(Items from a data source)

┌────────

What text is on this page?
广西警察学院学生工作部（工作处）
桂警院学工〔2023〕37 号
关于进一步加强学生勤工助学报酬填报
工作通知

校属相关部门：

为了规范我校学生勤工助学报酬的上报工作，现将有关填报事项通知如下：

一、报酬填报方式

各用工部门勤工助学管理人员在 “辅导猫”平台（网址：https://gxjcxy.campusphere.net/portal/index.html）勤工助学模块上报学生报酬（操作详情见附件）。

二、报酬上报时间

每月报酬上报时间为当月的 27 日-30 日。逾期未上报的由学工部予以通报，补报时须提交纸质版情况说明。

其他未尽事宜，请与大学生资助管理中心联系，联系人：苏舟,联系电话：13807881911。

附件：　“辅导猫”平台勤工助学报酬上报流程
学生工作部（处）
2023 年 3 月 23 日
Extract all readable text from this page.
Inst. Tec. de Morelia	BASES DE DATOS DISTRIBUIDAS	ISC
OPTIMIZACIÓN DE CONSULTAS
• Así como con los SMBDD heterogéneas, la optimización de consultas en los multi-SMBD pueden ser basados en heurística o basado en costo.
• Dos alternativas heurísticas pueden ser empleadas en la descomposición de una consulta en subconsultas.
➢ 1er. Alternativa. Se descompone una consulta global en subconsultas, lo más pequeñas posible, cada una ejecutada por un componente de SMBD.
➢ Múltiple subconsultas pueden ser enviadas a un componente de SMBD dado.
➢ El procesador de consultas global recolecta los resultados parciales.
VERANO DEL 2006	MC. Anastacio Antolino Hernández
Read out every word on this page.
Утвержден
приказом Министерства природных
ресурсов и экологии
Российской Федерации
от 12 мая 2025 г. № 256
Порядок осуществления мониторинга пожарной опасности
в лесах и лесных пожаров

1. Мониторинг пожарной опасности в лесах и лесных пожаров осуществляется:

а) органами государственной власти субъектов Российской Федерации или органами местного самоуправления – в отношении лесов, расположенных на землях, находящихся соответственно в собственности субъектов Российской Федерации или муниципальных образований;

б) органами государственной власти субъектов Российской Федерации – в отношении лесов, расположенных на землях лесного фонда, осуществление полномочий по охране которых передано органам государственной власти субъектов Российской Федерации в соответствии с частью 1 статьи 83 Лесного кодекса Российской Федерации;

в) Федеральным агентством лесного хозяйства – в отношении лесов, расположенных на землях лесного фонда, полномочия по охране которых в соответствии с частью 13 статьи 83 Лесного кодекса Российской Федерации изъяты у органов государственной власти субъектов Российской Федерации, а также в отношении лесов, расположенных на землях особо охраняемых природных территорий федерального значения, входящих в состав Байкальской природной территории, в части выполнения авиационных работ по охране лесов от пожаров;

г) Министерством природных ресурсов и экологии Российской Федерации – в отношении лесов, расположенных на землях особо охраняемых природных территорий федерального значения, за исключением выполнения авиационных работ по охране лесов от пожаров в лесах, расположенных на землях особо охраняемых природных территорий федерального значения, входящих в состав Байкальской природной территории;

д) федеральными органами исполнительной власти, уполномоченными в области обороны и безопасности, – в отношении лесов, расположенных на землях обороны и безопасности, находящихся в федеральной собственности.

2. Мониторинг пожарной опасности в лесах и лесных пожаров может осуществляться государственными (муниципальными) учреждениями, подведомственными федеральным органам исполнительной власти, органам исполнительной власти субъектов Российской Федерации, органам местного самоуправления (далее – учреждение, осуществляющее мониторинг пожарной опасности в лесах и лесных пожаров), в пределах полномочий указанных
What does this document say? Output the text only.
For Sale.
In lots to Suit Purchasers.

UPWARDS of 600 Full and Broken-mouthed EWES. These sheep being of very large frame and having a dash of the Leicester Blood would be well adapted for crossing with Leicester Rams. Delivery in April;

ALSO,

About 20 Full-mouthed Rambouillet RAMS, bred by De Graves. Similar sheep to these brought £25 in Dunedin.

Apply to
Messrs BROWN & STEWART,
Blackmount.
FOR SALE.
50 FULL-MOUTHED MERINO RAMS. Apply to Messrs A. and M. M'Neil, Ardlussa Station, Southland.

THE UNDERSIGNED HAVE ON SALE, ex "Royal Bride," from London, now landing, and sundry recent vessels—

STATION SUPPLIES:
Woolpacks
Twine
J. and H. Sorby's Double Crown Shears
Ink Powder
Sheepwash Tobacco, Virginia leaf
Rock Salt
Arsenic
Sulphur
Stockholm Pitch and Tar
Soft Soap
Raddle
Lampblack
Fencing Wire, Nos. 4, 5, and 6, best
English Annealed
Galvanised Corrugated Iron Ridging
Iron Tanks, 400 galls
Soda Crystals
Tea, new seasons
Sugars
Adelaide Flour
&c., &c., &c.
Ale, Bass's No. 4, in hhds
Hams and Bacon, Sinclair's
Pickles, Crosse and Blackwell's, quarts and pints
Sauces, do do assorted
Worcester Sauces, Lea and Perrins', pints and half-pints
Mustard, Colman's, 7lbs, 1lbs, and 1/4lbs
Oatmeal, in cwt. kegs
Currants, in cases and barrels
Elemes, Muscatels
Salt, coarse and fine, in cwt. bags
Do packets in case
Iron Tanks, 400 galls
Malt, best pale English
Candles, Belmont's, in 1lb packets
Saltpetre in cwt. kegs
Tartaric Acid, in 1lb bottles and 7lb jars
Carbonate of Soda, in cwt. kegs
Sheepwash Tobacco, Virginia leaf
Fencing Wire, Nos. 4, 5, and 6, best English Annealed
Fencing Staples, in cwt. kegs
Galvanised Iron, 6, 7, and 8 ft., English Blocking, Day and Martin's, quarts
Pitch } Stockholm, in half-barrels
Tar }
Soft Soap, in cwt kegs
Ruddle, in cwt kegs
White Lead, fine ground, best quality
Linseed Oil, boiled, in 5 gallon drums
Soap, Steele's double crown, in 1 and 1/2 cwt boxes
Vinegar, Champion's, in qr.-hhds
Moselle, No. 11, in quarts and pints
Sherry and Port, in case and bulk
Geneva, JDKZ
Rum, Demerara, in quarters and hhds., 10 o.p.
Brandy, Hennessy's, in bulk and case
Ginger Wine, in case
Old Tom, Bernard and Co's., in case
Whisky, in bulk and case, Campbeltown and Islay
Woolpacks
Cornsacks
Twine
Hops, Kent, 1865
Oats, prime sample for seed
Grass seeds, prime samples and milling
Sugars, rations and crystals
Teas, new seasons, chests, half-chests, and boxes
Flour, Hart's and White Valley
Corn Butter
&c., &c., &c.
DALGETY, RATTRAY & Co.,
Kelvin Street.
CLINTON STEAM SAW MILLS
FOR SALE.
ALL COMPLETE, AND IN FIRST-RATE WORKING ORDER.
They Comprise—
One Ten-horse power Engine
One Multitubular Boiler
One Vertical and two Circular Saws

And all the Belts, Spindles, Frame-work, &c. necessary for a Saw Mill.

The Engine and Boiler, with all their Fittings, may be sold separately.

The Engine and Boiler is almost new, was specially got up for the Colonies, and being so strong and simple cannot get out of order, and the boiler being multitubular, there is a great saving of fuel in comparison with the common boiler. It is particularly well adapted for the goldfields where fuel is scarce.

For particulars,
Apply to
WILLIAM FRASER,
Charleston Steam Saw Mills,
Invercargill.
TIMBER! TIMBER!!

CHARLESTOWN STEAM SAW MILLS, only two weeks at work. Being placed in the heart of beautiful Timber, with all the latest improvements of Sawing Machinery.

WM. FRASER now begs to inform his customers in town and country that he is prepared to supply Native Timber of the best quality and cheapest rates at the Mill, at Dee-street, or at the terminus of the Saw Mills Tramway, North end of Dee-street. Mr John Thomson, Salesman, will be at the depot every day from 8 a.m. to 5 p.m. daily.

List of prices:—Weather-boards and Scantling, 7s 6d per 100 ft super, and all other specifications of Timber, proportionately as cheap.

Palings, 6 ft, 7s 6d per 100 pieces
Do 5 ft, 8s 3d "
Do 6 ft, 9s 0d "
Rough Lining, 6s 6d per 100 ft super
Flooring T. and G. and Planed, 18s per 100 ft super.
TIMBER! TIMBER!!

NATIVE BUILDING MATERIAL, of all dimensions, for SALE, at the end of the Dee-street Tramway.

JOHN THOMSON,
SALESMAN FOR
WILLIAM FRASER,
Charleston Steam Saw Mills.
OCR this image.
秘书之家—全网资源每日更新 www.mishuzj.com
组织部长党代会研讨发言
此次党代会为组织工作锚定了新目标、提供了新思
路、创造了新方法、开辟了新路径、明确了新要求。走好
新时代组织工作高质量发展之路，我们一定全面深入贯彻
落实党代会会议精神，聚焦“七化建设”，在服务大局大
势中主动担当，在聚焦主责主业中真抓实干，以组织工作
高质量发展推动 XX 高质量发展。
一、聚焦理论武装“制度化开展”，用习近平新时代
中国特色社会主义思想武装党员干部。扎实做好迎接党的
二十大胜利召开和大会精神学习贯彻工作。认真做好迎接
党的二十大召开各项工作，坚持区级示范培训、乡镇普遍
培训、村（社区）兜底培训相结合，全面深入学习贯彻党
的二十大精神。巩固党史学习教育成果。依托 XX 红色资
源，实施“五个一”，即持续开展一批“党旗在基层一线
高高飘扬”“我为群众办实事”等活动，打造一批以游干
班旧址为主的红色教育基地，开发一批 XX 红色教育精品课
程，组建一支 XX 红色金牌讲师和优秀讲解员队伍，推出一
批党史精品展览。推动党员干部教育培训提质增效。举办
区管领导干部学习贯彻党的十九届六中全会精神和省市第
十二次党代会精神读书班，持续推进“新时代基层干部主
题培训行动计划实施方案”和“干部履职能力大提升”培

└────────

=== GIVEN EXERCISE ===
Starting with the line that contains "OCR this image.", return each line through the last one of the data above, exactly as written and nothing more.

=== FULL OUTPUT ===
OCR this image.
秘书之家—全网资源每日更新 www.mishuzj.com
组织部长党代会研讨发言
此次党代会为组织工作锚定了新目标、提供了新思
路、创造了新方法、开辟了新路径、明确了新要求。走好
新时代组织工作高质量发展之路，我们一定全面深入贯彻
落实党代会会议精神，聚焦“七化建设”，在服务大局大
势中主动担当，在聚焦主责主业中真抓实干，以组织工作
高质量发展推动 XX 高质量发展。
一、聚焦理论武装“制度化开展”，用习近平新时代
中国特色社会主义思想武装党员干部。扎实做好迎接党的
二十大胜利召开和大会精神学习贯彻工作。认真做好迎接
党的二十大召开各项工作，坚持区级示范培训、乡镇普遍
培训、村（社区）兜底培训相结合，全面深入学习贯彻党
的二十大精神。巩固党史学习教育成果。依托 XX 红色资
源，实施“五个一”，即持续开展一批“党旗在基层一线
高高飘扬”“我为群众办实事”等活动，打造一批以游干
班旧址为主的红色教育基地，开发一批 XX 红色教育精品课
程，组建一支 XX 红色金牌讲师和优秀讲解员队伍，推出一
批党史精品展览。推动党员干部教育培训提质增效。举办
区管领导干部学习贯彻党的十九届六中全会精神和省市第
十二次党代会精神读书班，持续推进“新时代基层干部主
题培训行动计划实施方案”和“干部履职能力大提升”培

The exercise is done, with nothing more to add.